- [Passage shown]
We are looking for comments, and we are looking for partnerships from other Initiatives for this campaign. We encourage you to send in your comments or state your support should you have any!
“Reducing the frequency of mid-day skytrain is silly. That’s when I do most of my riding and the trains are usually at least 3/4 full. Reducing the number of trains is going to make it feel like rush hour all day long.”
-Sheba on The Buzzer blog
Reduced skytrain frequencies would result in people missing bus transfers and waiting even longer. Especially in areas with already poor service such as Surrey.
- Scott on The Buzzer blog
The SkyTrain is an important service that many people use. By decreasing its efficiency less people will be inclined to use it, creating a loss for both parties. This is a pointless change to make and should be reconsidered.
- Rohit Roth
The value of the time lost to delay and congestion because of increased wait times on SkyTrain should be priced at the same value as that used to justify the construction of the Port Mann Bridge and widening Highway 1. Why would we deliberately induce cost and inefficiency when it comes to transit, but argue the same delay is intolerable on the road?

- [Problems to work on]
**1)** Copy the SkyTrain comments word for word, starting at "-Sheba on The" and ending at "should be reconsidered.".
**2)** Answer these questions from the SkyTrain comments:
(a) According to Sheba, how full are the mid-day trains usually?
(b) Which area does Scott name as already having poor service?
(c) Which two road projects does the last comment say were justified by a value placed on time lost to delay?
Rely only on the SkyTrain comments for your answers.

Records from a collection:

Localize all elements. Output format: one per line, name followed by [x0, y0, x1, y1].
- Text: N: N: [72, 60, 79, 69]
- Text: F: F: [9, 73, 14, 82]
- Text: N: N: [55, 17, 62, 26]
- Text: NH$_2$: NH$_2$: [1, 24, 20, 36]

- [Answers]
**1)**
-Sheba on The Buzzer blog
Reduced skytrain frequencies would result in people missing bus transfers and waiting even longer. Especially in areas with already poor service such as Surrey.
- Scott on The Buzzer blog
The SkyTrain is an important service that many people use. By decreasing its efficiency less people will be inclined to use it, creating a loss for both parties. This is a pointless change to make and should be reconsidered.

**2)**
(a) At least 3/4 full.
(b) Surrey.
(c) The construction of the Port Mann Bridge and the widening of Highway 1.